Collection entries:
____________________

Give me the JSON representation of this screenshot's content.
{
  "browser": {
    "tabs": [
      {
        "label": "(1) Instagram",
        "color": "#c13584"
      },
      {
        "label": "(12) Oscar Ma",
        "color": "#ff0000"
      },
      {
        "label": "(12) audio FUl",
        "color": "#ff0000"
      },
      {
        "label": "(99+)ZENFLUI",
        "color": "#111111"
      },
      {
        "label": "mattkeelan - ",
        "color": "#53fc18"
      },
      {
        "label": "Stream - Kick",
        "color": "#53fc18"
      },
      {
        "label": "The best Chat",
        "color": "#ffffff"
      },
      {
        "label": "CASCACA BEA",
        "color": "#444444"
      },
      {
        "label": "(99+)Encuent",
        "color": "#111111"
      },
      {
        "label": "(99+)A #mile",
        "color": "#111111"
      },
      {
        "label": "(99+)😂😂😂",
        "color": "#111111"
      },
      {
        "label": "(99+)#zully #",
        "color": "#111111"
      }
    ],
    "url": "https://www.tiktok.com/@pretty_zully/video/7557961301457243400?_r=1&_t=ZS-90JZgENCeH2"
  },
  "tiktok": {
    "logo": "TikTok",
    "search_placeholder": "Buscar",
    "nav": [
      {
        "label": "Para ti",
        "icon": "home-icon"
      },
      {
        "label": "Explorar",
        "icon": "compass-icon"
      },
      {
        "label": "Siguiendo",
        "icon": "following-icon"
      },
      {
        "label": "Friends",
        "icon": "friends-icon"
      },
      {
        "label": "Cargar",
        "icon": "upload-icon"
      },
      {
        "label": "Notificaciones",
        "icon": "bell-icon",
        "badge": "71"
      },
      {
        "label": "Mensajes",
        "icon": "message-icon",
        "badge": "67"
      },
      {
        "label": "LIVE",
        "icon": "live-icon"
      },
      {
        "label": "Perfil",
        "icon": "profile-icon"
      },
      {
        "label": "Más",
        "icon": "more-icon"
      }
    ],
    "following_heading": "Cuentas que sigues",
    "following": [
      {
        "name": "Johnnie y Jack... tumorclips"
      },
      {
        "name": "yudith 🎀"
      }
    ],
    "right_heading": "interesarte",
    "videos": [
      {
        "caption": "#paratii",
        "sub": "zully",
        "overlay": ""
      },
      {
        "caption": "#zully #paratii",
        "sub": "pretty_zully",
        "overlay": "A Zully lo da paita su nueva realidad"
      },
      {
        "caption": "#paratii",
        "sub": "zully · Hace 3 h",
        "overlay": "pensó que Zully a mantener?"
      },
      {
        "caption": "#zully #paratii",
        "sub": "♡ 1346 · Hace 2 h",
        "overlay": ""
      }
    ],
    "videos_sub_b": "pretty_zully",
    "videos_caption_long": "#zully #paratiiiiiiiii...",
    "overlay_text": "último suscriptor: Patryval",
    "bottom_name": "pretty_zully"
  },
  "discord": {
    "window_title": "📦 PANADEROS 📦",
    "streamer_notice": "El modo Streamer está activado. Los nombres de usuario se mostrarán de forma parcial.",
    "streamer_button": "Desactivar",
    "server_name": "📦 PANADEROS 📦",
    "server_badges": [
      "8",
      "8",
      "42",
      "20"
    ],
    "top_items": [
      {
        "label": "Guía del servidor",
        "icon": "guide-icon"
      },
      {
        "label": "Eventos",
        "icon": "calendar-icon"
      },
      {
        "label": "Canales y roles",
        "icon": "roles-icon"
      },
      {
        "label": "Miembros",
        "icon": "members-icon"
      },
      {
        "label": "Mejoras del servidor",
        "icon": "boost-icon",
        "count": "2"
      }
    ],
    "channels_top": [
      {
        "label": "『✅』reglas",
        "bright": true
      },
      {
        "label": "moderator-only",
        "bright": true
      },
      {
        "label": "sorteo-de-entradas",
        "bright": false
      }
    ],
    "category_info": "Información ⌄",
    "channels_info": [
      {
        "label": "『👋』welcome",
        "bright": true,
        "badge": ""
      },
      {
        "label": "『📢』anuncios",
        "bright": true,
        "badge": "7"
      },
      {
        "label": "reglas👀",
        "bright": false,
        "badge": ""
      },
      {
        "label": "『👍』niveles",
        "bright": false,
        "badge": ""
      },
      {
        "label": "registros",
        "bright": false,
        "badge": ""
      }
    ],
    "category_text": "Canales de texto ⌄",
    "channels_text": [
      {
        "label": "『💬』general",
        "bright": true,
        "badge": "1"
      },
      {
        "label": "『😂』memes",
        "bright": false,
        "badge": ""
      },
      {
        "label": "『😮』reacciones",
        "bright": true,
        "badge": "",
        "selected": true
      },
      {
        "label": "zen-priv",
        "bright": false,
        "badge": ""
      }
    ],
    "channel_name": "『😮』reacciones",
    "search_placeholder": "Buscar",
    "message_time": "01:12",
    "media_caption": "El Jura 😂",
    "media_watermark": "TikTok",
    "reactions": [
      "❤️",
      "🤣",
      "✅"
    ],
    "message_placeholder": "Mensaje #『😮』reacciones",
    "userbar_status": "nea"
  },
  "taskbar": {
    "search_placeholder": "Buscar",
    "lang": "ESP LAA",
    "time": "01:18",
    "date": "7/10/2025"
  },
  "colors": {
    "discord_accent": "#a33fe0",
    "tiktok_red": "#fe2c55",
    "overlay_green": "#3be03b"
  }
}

____________________

INSTRUCTIONS TO FOLLOW: The records must be reproduced in full. Nothing should differ.

TASK SOLUTION:
Give me the JSON representation of this screenshot's content.
{
  "browser": {
    "tabs": [
      {
        "label": "(1) Instagram",
        "color": "#c13584"
      },
      {
        "label": "(12) Oscar Ma",
        "color": "#ff0000"
      },
      {
        "label": "(12) audio FUl",
        "color": "#ff0000"
      },
      {
        "label": "(99+)ZENFLUI",
        "color": "#111111"
      },
      {
        "label": "mattkeelan - ",
        "color": "#53fc18"
      },
      {
        "label": "Stream - Kick",
        "color": "#53fc18"
      },
      {
        "label": "The best Chat",
        "color": "#ffffff"
      },
      {
        "label": "CASCACA BEA",
        "color": "#444444"
      },
      {
        "label": "(99+)Encuent",
        "color": "#111111"
      },
      {
        "label": "(99+)A #mile",
        "color": "#111111"
      },
      {
        "label": "(99+)😂😂😂",
        "color": "#111111"
      },
      {
        "label": "(99+)#zully #",
        "color": "#111111"
      }
    ],
    "url": "https://www.tiktok.com/@pretty_zully/video/7557961301457243400?_r=1&_t=ZS-90JZgENCeH2"
  },
  "tiktok": {
    "logo": "TikTok",
    "search_placeholder": "Buscar",
    "nav": [
      {
        "label": "Para ti",
        "icon": "home-icon"
      },
      {
        "label": "Explorar",
        "icon": "compass-icon"
      },
      {
        "label": "Siguiendo",
        "icon": "following-icon"
      },
      {
        "label": "Friends",
        "icon": "friends-icon"
      },
      {
        "label": "Cargar",
        "icon": "upload-icon"
      },
      {
        "label": "Notificaciones",
        "icon": "bell-icon",
        "badge": "71"
      },
      {
        "label": "Mensajes",
        "icon": "message-icon",
        "badge": "67"
      },
      {
        "label": "LIVE",
        "icon": "live-icon"
      },
      {
        "label": "Perfil",
        "icon": "profile-icon"
      },
      {
        "label": "Más",
        "icon": "more-icon"
      }
    ],
    "following_heading": "Cuentas que sigues",
    "following": [
      {
        "name": "Johnnie y Jack... tumorclips"
      },
      {
        "name": "yudith 🎀"
      }
    ],
    "right_heading": "interesarte",
    "videos": [
      {
        "caption": "#paratii",
        "sub": "zully",
        "overlay": ""
      },
      {
        "caption": "#zully #paratii",
        "sub": "pretty_zully",
        "overlay": "A Zully lo da paita su nueva realidad"
      },
      {
        "caption": "#paratii",
        "sub": "zully · Hace 3 h",
        "overlay": "pensó que Zully a mantener?"
      },
      {
        "caption": "#zully #paratii",
        "sub": "♡ 1346 · Hace 2 h",
        "overlay": ""
      }
    ],
    "videos_sub_b": "pretty_zully",
    "videos_caption_long": "#zully #paratiiiiiiiii...",
    "overlay_text": "último suscriptor: Patryval",
    "bottom_name": "pretty_zully"
  },
  "discord": {
    "window_title": "📦 PANADEROS 📦",
    "streamer_notice": "El modo Streamer está activado. Los nombres de usuario se mostrarán de forma parcial.",
    "streamer_button": "Desactivar",
    "server_name": "📦 PANADEROS 📦",
    "server_badges": [
      "8",
      "8",
      "42",
      "20"
    ],
    "top_items": [
      {
        "label": "Guía del servidor",
        "icon": "guide-icon"
      },
      {
        "label": "Eventos",
        "icon": "calendar-icon"
      },
      {
        "label": "Canales y roles",
        "icon": "roles-icon"
      },
      {
        "label": "Miembros",
        "icon": "members-icon"
      },
      {
        "label": "Mejoras del servidor",
        "icon": "boost-icon",
        "count": "2"
      }
    ],
    "channels_top": [
      {
        "label": "『✅』reglas",
        "bright": true
      },
      {
        "label": "moderator-only",
        "bright": true
      },
      {
        "label": "sorteo-de-entradas",
        "bright": false
      }
    ],
    "category_info": "Información ⌄",
    "channels_info": [
      {
        "label": "『👋』welcome",
        "bright": true,
        "badge": ""
      },
      {
        "label": "『📢』anuncios",
        "bright": true,
        "badge": "7"
      },
      {
        "label": "reglas👀",
        "bright": false,
        "badge": ""
      },
      {
        "label": "『👍』niveles",
        "bright": false,
        "badge": ""
      },
      {
        "label": "registros",
        "bright": false,
        "badge": ""
      }
    ],
    "category_text": "Canales de texto ⌄",
    "channels_text": [
      {
        "label": "『💬』general",
        "bright": true,
        "badge": "1"
      },
      {
        "label": "『😂』memes",
        "bright": false,
        "badge": ""
      },
      {
        "label": "『😮』reacciones",
        "bright": true,
        "badge": "",
        "selected": true
      },
      {
        "label": "zen-priv",
        "bright": false,
        "badge": ""
      }
    ],
    "channel_name": "『😮』reacciones",
    "search_placeholder": "Buscar",
    "message_time": "01:12",
    "media_caption": "El Jura 😂",
    "media_watermark": "TikTok",
    "reactions": [
      "❤️",
      "🤣",
      "✅"
    ],
    "message_placeholder": "Mensaje #『😮』reacciones",
    "userbar_status": "nea"
  },
  "taskbar": {
    "search_placeholder": "Buscar",
    "lang": "ESP LAA",
    "time": "01:18",
    "date": "7/10/2025"
  },
  "colors": {
    "discord_accent": "#a33fe0",
    "tiktok_red": "#fe2c55",
    "overlay_green": "#3be03b"
  }
}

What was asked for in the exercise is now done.